──────── Input data ────────

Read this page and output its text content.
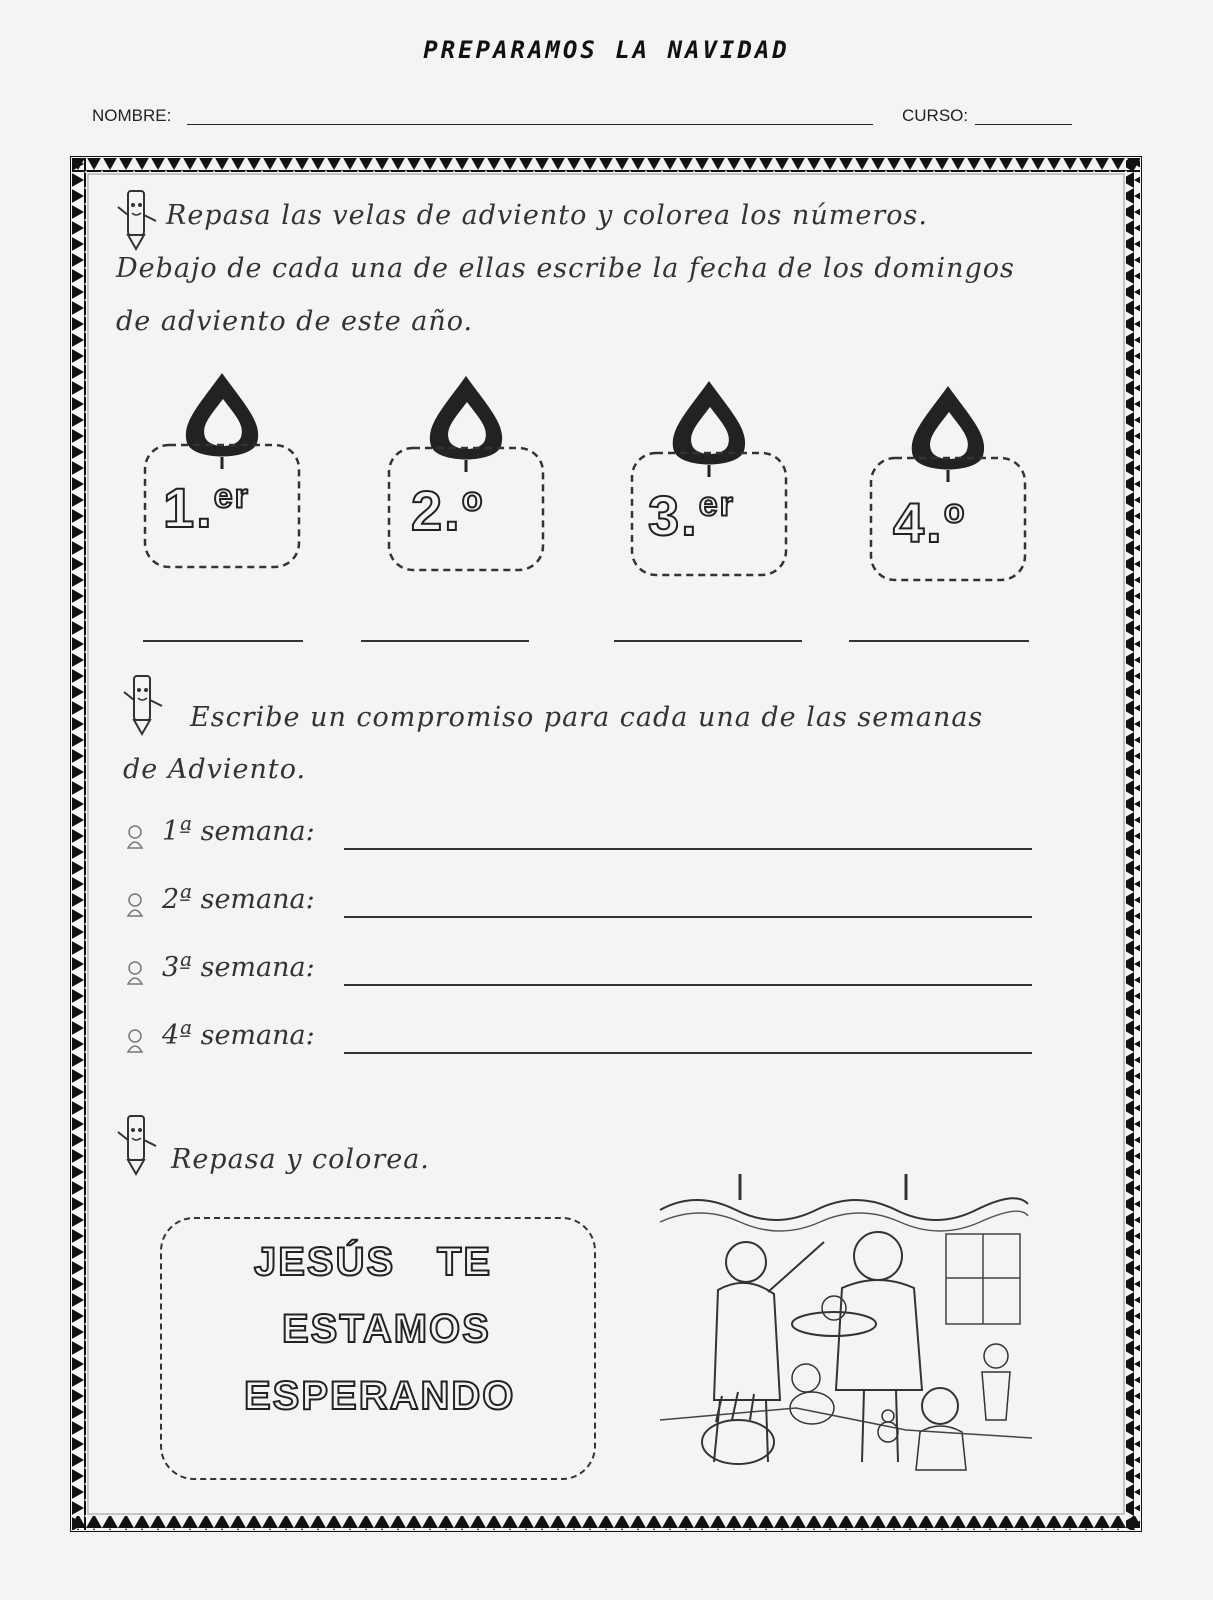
PREPARAMOS LA NAVIDAD
NOMBRE:	CURSO:
Repasa las velas de adviento y colorea los números.
Debajo de cada una de ellas escribe la fecha de los domingos
de adviento de este año.
1.$^{er}$	2.$^o$	3.$^{er}$	4.$^o$
Escribe un compromiso para cada una de las semanas
de Adviento.
1ª semana:
2ª semana:
3ª semana:
4ª semana:
Repasa y colorea.
JESÚS TE
ESTAMOS
ESPERANDO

────────

§ Exercise goal
Report every line containing the word "cada" from the listing above.

§ Response to the task
Debajo de cada una de ellas escribe la fecha de los domingos
Escribe un compromiso para cada una de las semanas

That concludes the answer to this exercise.